Transcrivez à l'identique le passage du texte consacré au film de Kamal Hachkar compris entre « Cette soirée débutera » et « en Israël aujourd’hui. », ces deux extraits inclus.

**TEXTE SOURCE**
►

Projection du film de Kamal Hachkar
Tinghir - Jérusalem, les échos du Mellah

Le jeudi 11 octobre 2012 à 19 heures à AMAL.
57 avenue Maréchal Randon, Grenoble, Tram B, arrêt "Notre-Dame"
ENTREE LIBRE
Renseignements au 04 76 44 71 14 ou amal38@gmail.com

Texte et image élaborés par AMAL

AMAL et le Cercle Bernard Lazare-Grenoble ont le plaisir de vous inviter
le jeudi 11 octobre 2012 à 19h à AMAL à la projection débat du film documentaire
« Tinghir-Jérusalem : les échos du Mellah » en présence du réalisateur.

Cette soirée débutera en musique avec une introduction musicale arabo-andalouse par le groupe d'Amal.

echos du mellah


Ce documentaire nous emmènera à la croisée des cultures en suivant le destin de la communauté juive ayant quitté le petit village de Tinghir entre les années 1950 et 1970.
Le réalisateur, Kamal Hachkar, un passionné des cultures juive et arabe explore les mémoires plurielles de Tinghir.
« Enfant, j’ai grandi dans l’idée que tous les berbères étaient musulmans. C’est au travers des récits de mes grands-parents sur l’histoire de ma ville natale Tinghir que j’ai découvert que d’autres berbères étaient juifs et que la ville avait abrité une importante communauté juive ».


Du Maroc à la France en passant par Israël, ce film part à la recherche de ceux qui, à Tinghir, ont connu cette présence juive, ainsi que des Juifs de la ville installés majoritairement en Israël aujourd’hui.
Regards singuliers et précieux, qui mêlent passé et présent, mémoire collective et individuelle. Il s’agit par cette évocation d’un monde disparu d’exhumer une part enfouie de la mémoire et de l’identité marocaine.

Les thèmes abordés (Identité en rapport à la terre de naissance, le Savoir vivre Ensemble, La place de la Religion) sont encore d'actualité chez nous en France et ce double regard nous permettra de poser des parallèles évidents.
Naître en France suffit-il pour être français ? Qu'est ce donc d'être français lorsqu'on est issu d'une autre culture, d'une religion différente de la masse ? Quel lien doit on porter avec la terre de nos ancêtres ? Autant de questions au sujet desquelles nous vous proposons de débattre.

Vous attendant nombreux, l'équipe d'Amal et le CBL-Grenoble

Article de Jean Caune

reproduit ici avec son aimable autorisation

Les Échos du Mellah, Tinghir - Jérusalem : Le sens est dans le trait d’union

Le film de Kamal Hachkar démarre comme un road movie. La caméra par un long travelling nous projette dans un paysage de montagnes qui se découpent à l’arrière plan ; elle cadre, au premier plan Kamal, au volant de sa voiture, lunettes de soleil pour se protéger d’une lumière éclatante. Concentré sur sa conduite, il confie qu’il n’a jamais cessé dans son enfance de voyager entre la France et le Maroc. Le voyage du spectateur peut alors commencer. Il nous conduira du Maroc en Israël par une série d’allers-retours où les interlocuteurs de Kamal viendront (re)tisser un lien qui a été rompu. Le film par ces paroles qui résonnent entre elles, et se répondent, devient un voyage dans l’espace et le temps de la mémoire et de l’imaginaire.

◄

**DOCUMENTS DE RÉFÉRENCE**
►

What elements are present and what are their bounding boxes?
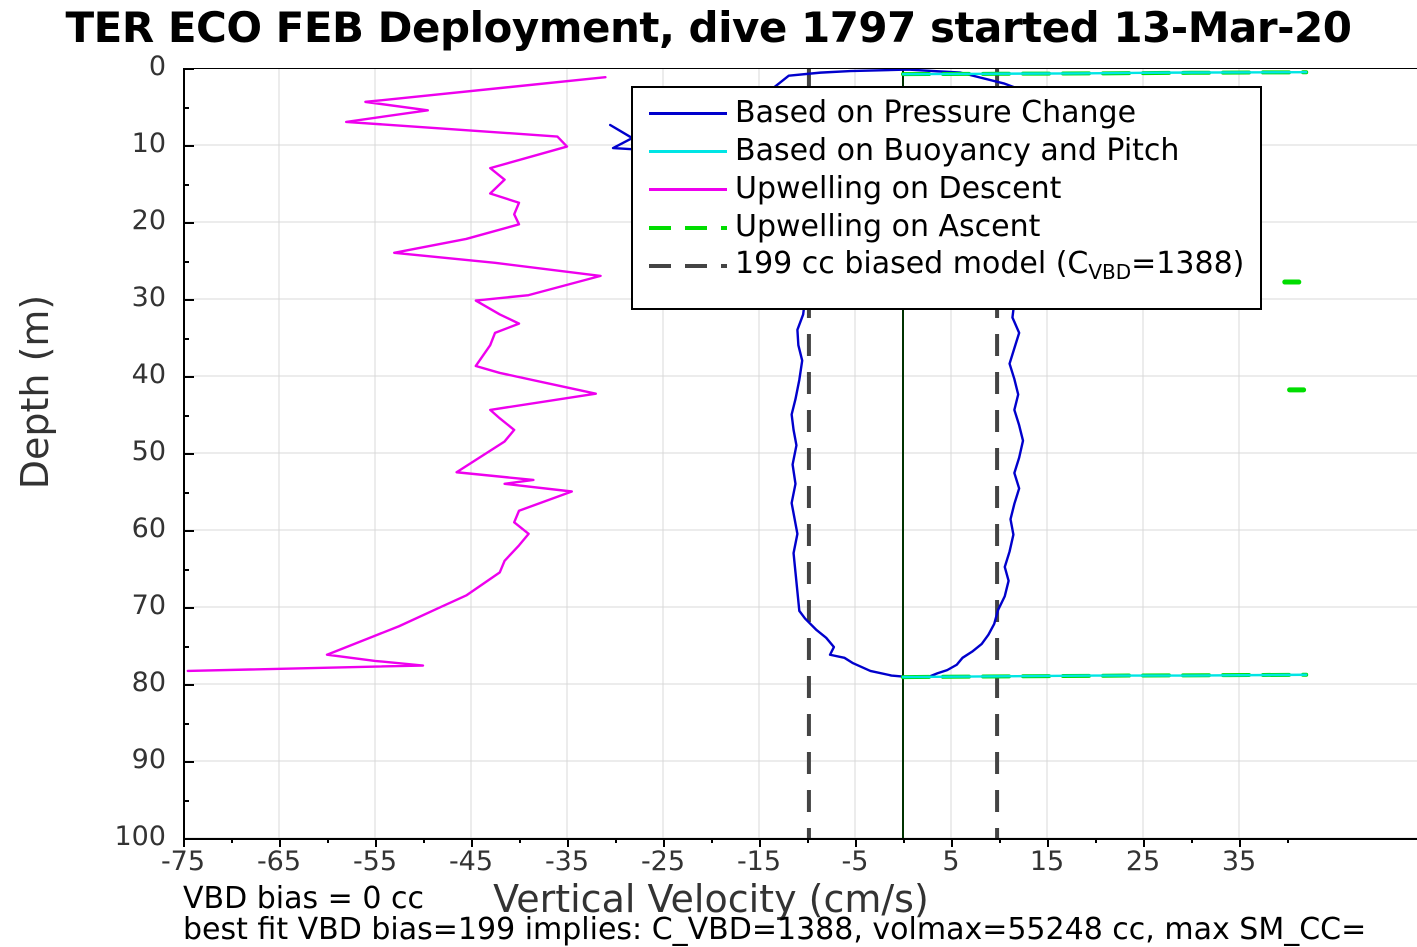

◄

**RÉSULTAT ATTENDU**
Cette soirée débutera en musique avec une introduction musicale arabo-andalouse par le groupe d'Amal.

echos du mellah


Ce documentaire nous emmènera à la croisée des cultures en suivant le destin de la communauté juive ayant quitté le petit village de Tinghir entre les années 1950 et 1970.
Le réalisateur, Kamal Hachkar, un passionné des cultures juive et arabe explore les mémoires plurielles de Tinghir.
« Enfant, j’ai grandi dans l’idée que tous les berbères étaient musulmans. C’est au travers des récits de mes grands-parents sur l’histoire de ma ville natale Tinghir que j’ai découvert que d’autres berbères étaient juifs et que la ville avait abrité une importante communauté juive ».


Du Maroc à la France en passant par Israël, ce film part à la recherche de ceux qui, à Tinghir, ont connu cette présence juive, ainsi que des Juifs de la ville installés majoritairement en Israël aujourd’hui.